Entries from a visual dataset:
________________________
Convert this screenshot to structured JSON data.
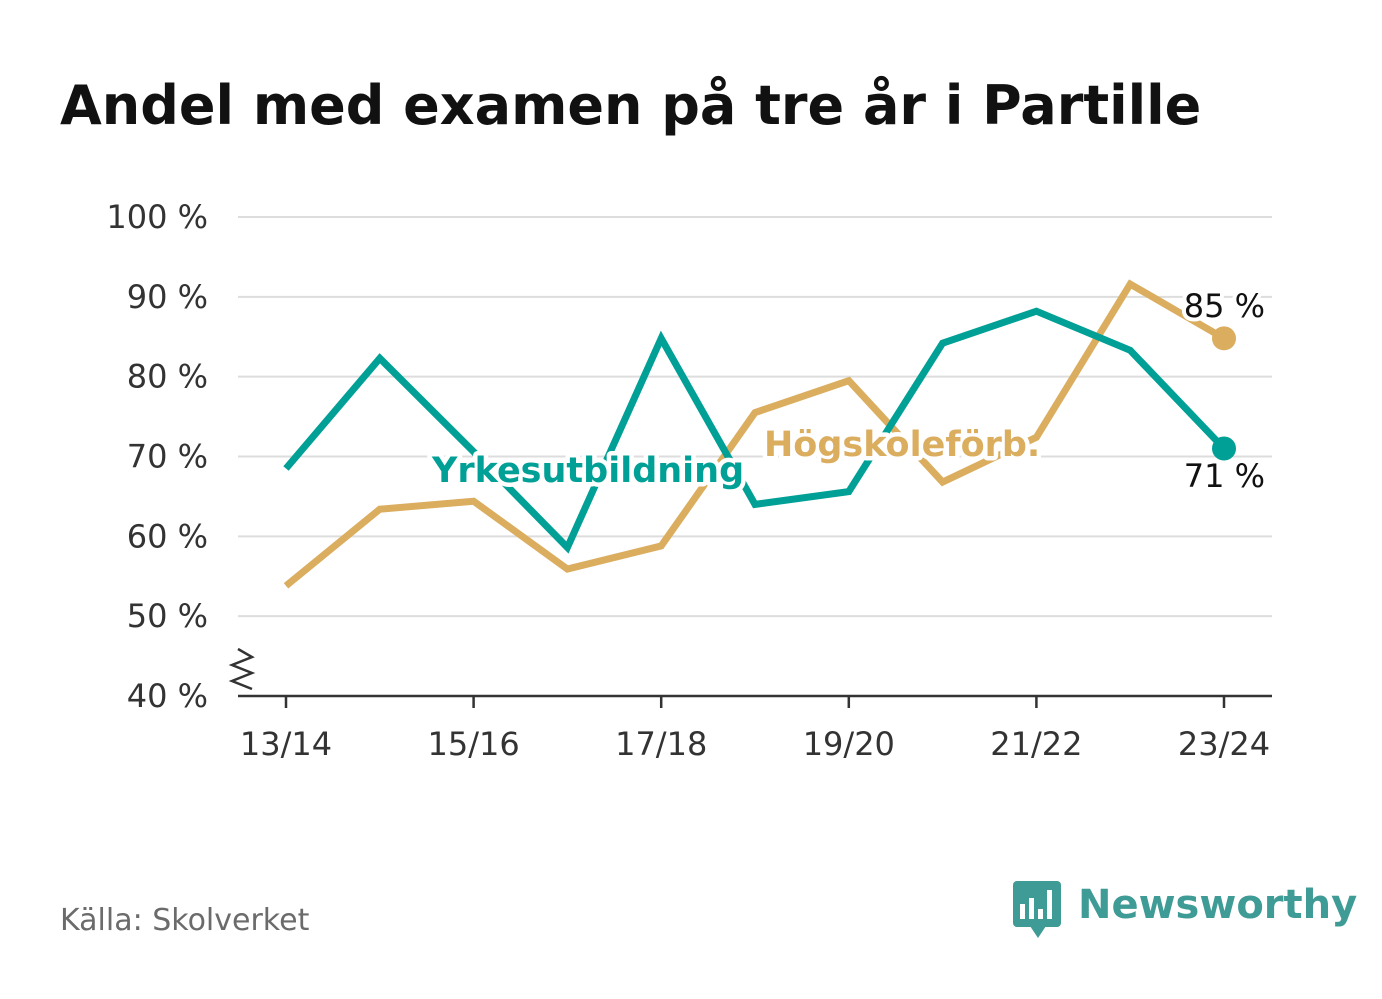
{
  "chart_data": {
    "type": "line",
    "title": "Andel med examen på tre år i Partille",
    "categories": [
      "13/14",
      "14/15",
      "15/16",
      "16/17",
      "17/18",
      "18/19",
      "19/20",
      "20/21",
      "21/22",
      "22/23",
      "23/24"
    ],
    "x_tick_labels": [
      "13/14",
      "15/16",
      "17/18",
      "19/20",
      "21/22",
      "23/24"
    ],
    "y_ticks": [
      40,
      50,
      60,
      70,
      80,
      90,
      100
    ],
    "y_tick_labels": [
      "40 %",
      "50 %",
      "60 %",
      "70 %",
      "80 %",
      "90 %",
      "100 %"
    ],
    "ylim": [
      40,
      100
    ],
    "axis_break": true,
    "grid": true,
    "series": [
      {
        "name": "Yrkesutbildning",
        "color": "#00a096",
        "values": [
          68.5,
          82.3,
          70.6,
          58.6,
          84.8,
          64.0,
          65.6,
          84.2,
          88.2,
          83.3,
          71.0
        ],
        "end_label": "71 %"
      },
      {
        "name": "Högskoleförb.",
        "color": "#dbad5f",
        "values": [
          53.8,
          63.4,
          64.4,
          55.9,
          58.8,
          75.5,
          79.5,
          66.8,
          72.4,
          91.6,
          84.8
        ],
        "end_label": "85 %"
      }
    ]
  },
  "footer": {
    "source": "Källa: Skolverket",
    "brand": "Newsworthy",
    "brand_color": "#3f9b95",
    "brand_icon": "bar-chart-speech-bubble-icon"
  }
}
________________________
WHAT THE EXERCISE ASKS:
Pictures in the records above should not be copied. Repeat everything else exactly.

ANSWER TO THIS TASK:
Convert this screenshot to structured JSON data.
{
  "chart_data": {
    "type": "line",
    "title": "Andel med examen på tre år i Partille",
    "categories": [
      "13/14",
      "14/15",
      "15/16",
      "16/17",
      "17/18",
      "18/19",
      "19/20",
      "20/21",
      "21/22",
      "22/23",
      "23/24"
    ],
    "x_tick_labels": [
      "13/14",
      "15/16",
      "17/18",
      "19/20",
      "21/22",
      "23/24"
    ],
    "y_ticks": [
      40,
      50,
      60,
      70,
      80,
      90,
      100
    ],
    "y_tick_labels": [
      "40 %",
      "50 %",
      "60 %",
      "70 %",
      "80 %",
      "90 %",
      "100 %"
    ],
    "ylim": [
      40,
      100
    ],
    "axis_break": true,
    "grid": true,
    "series": [
      {
        "name": "Yrkesutbildning",
        "color": "#00a096",
        "values": [
          68.5,
          82.3,
          70.6,
          58.6,
          84.8,
          64.0,
          65.6,
          84.2,
          88.2,
          83.3,
          71.0
        ],
        "end_label": "71 %"
      },
      {
        "name": "Högskoleförb.",
        "color": "#dbad5f",
        "values": [
          53.8,
          63.4,
          64.4,
          55.9,
          58.8,
          75.5,
          79.5,
          66.8,
          72.4,
          91.6,
          84.8
        ],
        "end_label": "85 %"
      }
    ]
  },
  "footer": {
    "source": "Källa: Skolverket",
    "brand": "Newsworthy",
    "brand_color": "#3f9b95",
    "brand_icon": "bar-chart-speech-bubble-icon"
  }
}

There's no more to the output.